Copy every line of the following data that includes the string "acquisition".

____________

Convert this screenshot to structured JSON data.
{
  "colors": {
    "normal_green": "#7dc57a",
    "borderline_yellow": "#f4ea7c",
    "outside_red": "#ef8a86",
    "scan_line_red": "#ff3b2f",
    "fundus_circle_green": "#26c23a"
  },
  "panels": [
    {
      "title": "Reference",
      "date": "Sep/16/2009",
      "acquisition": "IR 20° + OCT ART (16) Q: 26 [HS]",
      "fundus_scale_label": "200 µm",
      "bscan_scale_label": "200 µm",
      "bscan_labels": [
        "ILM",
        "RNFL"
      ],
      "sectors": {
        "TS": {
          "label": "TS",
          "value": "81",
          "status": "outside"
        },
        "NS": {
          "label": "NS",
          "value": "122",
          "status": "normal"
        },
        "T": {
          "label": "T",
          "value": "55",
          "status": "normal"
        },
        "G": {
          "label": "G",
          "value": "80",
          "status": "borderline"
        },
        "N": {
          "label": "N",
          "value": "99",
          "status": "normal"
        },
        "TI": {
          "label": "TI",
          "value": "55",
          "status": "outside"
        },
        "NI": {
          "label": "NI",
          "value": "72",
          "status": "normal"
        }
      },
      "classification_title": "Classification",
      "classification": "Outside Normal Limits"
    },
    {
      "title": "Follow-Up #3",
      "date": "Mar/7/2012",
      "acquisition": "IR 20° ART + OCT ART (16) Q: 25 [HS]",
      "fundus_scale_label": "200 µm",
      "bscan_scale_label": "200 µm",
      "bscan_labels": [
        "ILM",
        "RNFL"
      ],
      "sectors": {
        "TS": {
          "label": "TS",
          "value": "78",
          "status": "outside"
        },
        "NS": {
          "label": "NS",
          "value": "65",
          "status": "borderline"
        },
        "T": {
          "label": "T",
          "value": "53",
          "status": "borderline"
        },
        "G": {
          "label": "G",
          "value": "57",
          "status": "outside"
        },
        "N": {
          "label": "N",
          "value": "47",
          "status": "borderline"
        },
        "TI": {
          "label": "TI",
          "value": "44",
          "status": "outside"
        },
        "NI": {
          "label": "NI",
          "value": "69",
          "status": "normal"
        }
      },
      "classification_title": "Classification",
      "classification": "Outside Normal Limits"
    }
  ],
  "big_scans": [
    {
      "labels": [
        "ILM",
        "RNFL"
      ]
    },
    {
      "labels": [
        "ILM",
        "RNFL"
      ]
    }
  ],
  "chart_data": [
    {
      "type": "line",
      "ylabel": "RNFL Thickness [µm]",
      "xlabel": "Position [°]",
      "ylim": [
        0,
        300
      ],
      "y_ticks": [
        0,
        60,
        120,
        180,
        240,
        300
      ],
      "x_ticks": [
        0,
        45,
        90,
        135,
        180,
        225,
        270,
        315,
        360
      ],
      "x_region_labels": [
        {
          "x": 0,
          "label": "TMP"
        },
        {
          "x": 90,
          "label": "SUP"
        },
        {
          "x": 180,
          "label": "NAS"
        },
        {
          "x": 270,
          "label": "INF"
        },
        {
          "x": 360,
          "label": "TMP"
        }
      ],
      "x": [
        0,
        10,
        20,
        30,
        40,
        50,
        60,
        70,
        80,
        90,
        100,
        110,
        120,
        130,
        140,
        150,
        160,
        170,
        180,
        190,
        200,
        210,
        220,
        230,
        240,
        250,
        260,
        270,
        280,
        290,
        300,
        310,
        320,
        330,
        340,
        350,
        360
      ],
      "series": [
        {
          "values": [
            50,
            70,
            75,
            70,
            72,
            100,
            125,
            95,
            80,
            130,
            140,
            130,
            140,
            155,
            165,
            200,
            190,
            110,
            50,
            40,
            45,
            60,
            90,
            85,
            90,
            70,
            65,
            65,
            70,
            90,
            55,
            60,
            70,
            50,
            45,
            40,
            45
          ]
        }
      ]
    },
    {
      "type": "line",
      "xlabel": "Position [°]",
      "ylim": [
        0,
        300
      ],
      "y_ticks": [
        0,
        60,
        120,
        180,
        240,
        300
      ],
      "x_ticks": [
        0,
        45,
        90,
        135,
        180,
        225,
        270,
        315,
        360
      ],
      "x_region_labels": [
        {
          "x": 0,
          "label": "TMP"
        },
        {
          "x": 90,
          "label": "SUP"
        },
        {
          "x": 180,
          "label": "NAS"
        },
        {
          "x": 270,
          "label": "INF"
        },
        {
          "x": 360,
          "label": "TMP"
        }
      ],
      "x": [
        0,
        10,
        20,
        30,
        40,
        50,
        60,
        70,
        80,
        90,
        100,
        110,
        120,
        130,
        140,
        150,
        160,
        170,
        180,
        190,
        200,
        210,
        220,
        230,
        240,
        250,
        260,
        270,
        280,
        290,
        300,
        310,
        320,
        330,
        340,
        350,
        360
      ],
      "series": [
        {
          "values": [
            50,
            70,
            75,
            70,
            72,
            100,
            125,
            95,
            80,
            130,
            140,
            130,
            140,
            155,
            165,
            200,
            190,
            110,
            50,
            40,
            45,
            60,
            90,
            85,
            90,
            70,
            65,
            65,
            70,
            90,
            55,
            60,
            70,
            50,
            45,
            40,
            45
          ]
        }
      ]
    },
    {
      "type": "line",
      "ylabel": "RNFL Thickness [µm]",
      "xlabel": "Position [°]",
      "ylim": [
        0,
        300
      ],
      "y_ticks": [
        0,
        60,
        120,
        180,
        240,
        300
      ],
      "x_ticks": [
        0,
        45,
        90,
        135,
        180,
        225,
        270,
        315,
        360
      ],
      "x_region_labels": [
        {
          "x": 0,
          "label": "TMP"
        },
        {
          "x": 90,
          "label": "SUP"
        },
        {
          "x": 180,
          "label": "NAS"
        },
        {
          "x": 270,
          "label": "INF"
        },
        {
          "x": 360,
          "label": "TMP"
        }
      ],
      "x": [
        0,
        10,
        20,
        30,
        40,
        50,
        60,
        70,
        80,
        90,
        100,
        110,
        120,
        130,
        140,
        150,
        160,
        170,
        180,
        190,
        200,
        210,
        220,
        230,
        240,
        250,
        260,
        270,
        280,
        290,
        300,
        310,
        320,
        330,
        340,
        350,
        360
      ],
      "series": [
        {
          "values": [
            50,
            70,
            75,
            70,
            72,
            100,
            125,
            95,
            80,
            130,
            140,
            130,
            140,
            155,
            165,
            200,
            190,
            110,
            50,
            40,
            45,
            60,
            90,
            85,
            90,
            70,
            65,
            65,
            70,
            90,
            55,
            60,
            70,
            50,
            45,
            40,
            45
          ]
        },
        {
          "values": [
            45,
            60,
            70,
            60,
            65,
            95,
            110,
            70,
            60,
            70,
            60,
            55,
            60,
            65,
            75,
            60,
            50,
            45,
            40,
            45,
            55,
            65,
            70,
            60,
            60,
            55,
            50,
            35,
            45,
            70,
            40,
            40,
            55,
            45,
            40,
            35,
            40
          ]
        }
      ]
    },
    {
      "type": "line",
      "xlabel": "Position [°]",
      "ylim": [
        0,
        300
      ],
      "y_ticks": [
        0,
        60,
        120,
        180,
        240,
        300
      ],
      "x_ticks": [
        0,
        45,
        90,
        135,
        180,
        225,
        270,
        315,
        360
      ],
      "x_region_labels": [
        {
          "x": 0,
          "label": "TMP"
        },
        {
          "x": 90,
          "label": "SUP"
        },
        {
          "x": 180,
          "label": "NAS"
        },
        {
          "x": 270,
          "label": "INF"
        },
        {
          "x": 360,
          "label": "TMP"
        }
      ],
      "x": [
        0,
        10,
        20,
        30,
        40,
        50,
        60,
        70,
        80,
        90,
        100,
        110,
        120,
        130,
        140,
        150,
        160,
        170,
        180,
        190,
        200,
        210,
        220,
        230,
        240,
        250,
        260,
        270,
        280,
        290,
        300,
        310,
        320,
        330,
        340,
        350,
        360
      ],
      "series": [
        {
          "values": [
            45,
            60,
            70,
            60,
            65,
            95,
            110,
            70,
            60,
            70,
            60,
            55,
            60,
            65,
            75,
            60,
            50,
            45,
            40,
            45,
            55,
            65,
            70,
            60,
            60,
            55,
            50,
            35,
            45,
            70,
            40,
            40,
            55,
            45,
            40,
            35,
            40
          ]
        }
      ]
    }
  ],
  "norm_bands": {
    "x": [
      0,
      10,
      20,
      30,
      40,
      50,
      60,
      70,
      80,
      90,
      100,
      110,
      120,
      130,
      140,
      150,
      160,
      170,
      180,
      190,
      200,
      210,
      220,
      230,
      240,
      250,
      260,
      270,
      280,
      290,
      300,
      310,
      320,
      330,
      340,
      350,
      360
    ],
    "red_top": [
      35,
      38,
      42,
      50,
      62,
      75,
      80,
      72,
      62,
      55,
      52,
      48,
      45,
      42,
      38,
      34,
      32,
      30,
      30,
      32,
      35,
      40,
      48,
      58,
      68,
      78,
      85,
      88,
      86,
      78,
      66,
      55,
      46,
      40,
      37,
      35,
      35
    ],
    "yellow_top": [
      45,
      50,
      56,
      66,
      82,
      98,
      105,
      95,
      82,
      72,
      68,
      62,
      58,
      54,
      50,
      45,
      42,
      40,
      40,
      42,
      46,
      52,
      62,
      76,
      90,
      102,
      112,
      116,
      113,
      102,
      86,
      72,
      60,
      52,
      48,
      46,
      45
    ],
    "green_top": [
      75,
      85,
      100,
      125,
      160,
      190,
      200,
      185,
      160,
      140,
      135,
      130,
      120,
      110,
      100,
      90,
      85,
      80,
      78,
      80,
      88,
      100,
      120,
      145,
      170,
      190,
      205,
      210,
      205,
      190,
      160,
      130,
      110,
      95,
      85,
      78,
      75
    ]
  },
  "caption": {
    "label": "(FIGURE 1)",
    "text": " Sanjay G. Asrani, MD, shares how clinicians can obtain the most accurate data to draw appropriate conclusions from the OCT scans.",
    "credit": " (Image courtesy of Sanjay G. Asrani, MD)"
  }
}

____________

- [Task response]
      "acquisition": "IR 20° + OCT ART (16) Q: 26 [HS]",
      "acquisition": "IR 20° ART + OCT ART (16) Q: 25 [HS]",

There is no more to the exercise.